[Stored data entries]
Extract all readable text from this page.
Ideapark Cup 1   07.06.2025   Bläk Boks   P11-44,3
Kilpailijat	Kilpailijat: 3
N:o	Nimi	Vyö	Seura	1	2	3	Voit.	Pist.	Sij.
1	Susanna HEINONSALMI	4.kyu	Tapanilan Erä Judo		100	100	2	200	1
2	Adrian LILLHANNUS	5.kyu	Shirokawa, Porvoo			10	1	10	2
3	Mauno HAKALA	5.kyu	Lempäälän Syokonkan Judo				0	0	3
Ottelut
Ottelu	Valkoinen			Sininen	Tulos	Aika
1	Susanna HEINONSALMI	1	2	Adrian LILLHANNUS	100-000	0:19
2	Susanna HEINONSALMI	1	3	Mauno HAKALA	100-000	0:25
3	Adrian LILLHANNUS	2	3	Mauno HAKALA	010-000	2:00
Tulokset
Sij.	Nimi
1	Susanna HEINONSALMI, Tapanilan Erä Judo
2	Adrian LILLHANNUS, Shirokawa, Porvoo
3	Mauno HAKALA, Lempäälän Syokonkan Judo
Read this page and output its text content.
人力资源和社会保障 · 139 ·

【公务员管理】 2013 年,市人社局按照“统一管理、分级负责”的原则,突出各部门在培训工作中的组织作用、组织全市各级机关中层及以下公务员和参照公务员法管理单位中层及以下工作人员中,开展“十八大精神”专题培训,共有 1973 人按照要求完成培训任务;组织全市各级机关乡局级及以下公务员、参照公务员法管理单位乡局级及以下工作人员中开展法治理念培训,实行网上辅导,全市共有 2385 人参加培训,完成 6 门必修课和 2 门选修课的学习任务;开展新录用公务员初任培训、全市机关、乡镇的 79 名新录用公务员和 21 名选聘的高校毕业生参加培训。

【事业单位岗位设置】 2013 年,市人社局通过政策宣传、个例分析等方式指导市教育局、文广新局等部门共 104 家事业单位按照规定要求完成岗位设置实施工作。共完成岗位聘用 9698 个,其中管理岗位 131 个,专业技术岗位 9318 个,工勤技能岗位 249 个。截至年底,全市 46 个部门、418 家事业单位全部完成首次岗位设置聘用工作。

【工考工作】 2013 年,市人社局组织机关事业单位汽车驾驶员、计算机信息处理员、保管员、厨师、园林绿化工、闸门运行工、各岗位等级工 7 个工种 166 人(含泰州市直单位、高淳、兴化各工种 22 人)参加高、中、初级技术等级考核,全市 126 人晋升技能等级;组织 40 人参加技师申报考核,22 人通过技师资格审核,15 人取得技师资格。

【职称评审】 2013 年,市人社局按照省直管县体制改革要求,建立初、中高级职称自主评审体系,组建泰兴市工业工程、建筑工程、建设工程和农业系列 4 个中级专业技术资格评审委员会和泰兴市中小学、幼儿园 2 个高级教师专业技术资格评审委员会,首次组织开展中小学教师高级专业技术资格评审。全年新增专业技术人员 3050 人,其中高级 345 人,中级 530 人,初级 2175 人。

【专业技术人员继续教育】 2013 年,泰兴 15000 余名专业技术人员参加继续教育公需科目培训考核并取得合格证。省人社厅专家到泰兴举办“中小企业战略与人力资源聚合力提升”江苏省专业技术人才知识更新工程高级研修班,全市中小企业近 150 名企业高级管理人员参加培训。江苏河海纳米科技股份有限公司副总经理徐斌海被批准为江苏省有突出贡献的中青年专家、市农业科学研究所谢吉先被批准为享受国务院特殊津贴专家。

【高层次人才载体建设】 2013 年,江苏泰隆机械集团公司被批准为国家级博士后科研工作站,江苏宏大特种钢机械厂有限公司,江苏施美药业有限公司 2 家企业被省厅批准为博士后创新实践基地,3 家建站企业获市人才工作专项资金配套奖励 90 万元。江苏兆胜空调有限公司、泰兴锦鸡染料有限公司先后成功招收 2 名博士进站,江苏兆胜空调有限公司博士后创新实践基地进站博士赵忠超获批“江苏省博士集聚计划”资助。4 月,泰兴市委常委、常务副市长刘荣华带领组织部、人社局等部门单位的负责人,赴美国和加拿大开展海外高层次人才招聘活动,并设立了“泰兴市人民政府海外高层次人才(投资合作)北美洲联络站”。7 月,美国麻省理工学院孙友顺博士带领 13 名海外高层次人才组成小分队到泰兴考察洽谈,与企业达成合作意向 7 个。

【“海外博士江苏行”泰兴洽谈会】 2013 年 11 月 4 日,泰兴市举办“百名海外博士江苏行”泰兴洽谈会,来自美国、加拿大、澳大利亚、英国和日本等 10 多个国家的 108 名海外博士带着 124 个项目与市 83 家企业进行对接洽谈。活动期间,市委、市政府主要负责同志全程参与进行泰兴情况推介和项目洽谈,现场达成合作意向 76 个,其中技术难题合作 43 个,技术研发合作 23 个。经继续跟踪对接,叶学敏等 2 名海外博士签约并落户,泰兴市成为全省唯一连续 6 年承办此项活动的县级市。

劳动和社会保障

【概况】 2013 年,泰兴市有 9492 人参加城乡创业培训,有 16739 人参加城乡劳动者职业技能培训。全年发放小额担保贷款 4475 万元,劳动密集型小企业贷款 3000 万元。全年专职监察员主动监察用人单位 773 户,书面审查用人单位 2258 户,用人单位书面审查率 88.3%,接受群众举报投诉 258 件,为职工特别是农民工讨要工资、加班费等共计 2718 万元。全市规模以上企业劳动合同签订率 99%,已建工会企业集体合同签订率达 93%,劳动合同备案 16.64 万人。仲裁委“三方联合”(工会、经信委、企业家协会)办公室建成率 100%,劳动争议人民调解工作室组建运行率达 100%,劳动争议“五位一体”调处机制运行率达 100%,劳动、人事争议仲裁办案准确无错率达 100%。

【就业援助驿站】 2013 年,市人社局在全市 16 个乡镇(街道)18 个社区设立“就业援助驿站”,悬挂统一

▸ Aim
Faithfully reproduce all of the records, character for character.

▸ Final result
Extract all readable text from this page.
Ideapark Cup 1   07.06.2025   Bläk Boks   P11-44,3
Kilpailijat	Kilpailijat: 3
N:o	Nimi	Vyö	Seura	1	2	3	Voit.	Pist.	Sij.
1	Susanna HEINONSALMI	4.kyu	Tapanilan Erä Judo		100	100	2	200	1
2	Adrian LILLHANNUS	5.kyu	Shirokawa, Porvoo			10	1	10	2
3	Mauno HAKALA	5.kyu	Lempäälän Syokonkan Judo				0	0	3
Ottelut
Ottelu	Valkoinen			Sininen	Tulos	Aika
1	Susanna HEINONSALMI	1	2	Adrian LILLHANNUS	100-000	0:19
2	Susanna HEINONSALMI	1	3	Mauno HAKALA	100-000	0:25
3	Adrian LILLHANNUS	2	3	Mauno HAKALA	010-000	2:00
Tulokset
Sij.	Nimi
1	Susanna HEINONSALMI, Tapanilan Erä Judo
2	Adrian LILLHANNUS, Shirokawa, Porvoo
3	Mauno HAKALA, Lempäälän Syokonkan Judo
Read this page and output its text content.
人力资源和社会保障 · 139 ·

【公务员管理】 2013 年,市人社局按照“统一管理、分级负责”的原则,突出各部门在培训工作中的组织作用、组织全市各级机关中层及以下公务员和参照公务员法管理单位中层及以下工作人员中,开展“十八大精神”专题培训,共有 1973 人按照要求完成培训任务;组织全市各级机关乡局级及以下公务员、参照公务员法管理单位乡局级及以下工作人员中开展法治理念培训,实行网上辅导,全市共有 2385 人参加培训,完成 6 门必修课和 2 门选修课的学习任务;开展新录用公务员初任培训、全市机关、乡镇的 79 名新录用公务员和 21 名选聘的高校毕业生参加培训。

【事业单位岗位设置】 2013 年,市人社局通过政策宣传、个例分析等方式指导市教育局、文广新局等部门共 104 家事业单位按照规定要求完成岗位设置实施工作。共完成岗位聘用 9698 个,其中管理岗位 131 个,专业技术岗位 9318 个,工勤技能岗位 249 个。截至年底,全市 46 个部门、418 家事业单位全部完成首次岗位设置聘用工作。

【工考工作】 2013 年,市人社局组织机关事业单位汽车驾驶员、计算机信息处理员、保管员、厨师、园林绿化工、闸门运行工、各岗位等级工 7 个工种 166 人(含泰州市直单位、高淳、兴化各工种 22 人)参加高、中、初级技术等级考核,全市 126 人晋升技能等级;组织 40 人参加技师申报考核,22 人通过技师资格审核,15 人取得技师资格。

【职称评审】 2013 年,市人社局按照省直管县体制改革要求,建立初、中高级职称自主评审体系,组建泰兴市工业工程、建筑工程、建设工程和农业系列 4 个中级专业技术资格评审委员会和泰兴市中小学、幼儿园 2 个高级教师专业技术资格评审委员会,首次组织开展中小学教师高级专业技术资格评审。全年新增专业技术人员 3050 人,其中高级 345 人,中级 530 人,初级 2175 人。

【专业技术人员继续教育】 2013 年,泰兴 15000 余名专业技术人员参加继续教育公需科目培训考核并取得合格证。省人社厅专家到泰兴举办“中小企业战略与人力资源聚合力提升”江苏省专业技术人才知识更新工程高级研修班,全市中小企业近 150 名企业高级管理人员参加培训。江苏河海纳米科技股份有限公司副总经理徐斌海被批准为江苏省有突出贡献的中青年专家、市农业科学研究所谢吉先被批准为享受国务院特殊津贴专家。

【高层次人才载体建设】 2013 年,江苏泰隆机械集团公司被批准为国家级博士后科研工作站,江苏宏大特种钢机械厂有限公司,江苏施美药业有限公司 2 家企业被省厅批准为博士后创新实践基地,3 家建站企业获市人才工作专项资金配套奖励 90 万元。江苏兆胜空调有限公司、泰兴锦鸡染料有限公司先后成功招收 2 名博士进站,江苏兆胜空调有限公司博士后创新实践基地进站博士赵忠超获批“江苏省博士集聚计划”资助。4 月,泰兴市委常委、常务副市长刘荣华带领组织部、人社局等部门单位的负责人,赴美国和加拿大开展海外高层次人才招聘活动,并设立了“泰兴市人民政府海外高层次人才(投资合作)北美洲联络站”。7 月,美国麻省理工学院孙友顺博士带领 13 名海外高层次人才组成小分队到泰兴考察洽谈,与企业达成合作意向 7 个。

【“海外博士江苏行”泰兴洽谈会】 2013 年 11 月 4 日,泰兴市举办“百名海外博士江苏行”泰兴洽谈会,来自美国、加拿大、澳大利亚、英国和日本等 10 多个国家的 108 名海外博士带着 124 个项目与市 83 家企业进行对接洽谈。活动期间,市委、市政府主要负责同志全程参与进行泰兴情况推介和项目洽谈,现场达成合作意向 76 个,其中技术难题合作 43 个,技术研发合作 23 个。经继续跟踪对接,叶学敏等 2 名海外博士签约并落户,泰兴市成为全省唯一连续 6 年承办此项活动的县级市。

劳动和社会保障

【概况】 2013 年,泰兴市有 9492 人参加城乡创业培训,有 16739 人参加城乡劳动者职业技能培训。全年发放小额担保贷款 4475 万元,劳动密集型小企业贷款 3000 万元。全年专职监察员主动监察用人单位 773 户,书面审查用人单位 2258 户,用人单位书面审查率 88.3%,接受群众举报投诉 258 件,为职工特别是农民工讨要工资、加班费等共计 2718 万元。全市规模以上企业劳动合同签订率 99%,已建工会企业集体合同签订率达 93%,劳动合同备案 16.64 万人。仲裁委“三方联合”(工会、经信委、企业家协会)办公室建成率 100%,劳动争议人民调解工作室组建运行率达 100%,劳动争议“五位一体”调处机制运行率达 100%,劳动、人事争议仲裁办案准确无错率达 100%。

【就业援助驿站】 2013 年,市人社局在全市 16 个乡镇(街道)18 个社区设立“就业援助驿站”,悬挂统一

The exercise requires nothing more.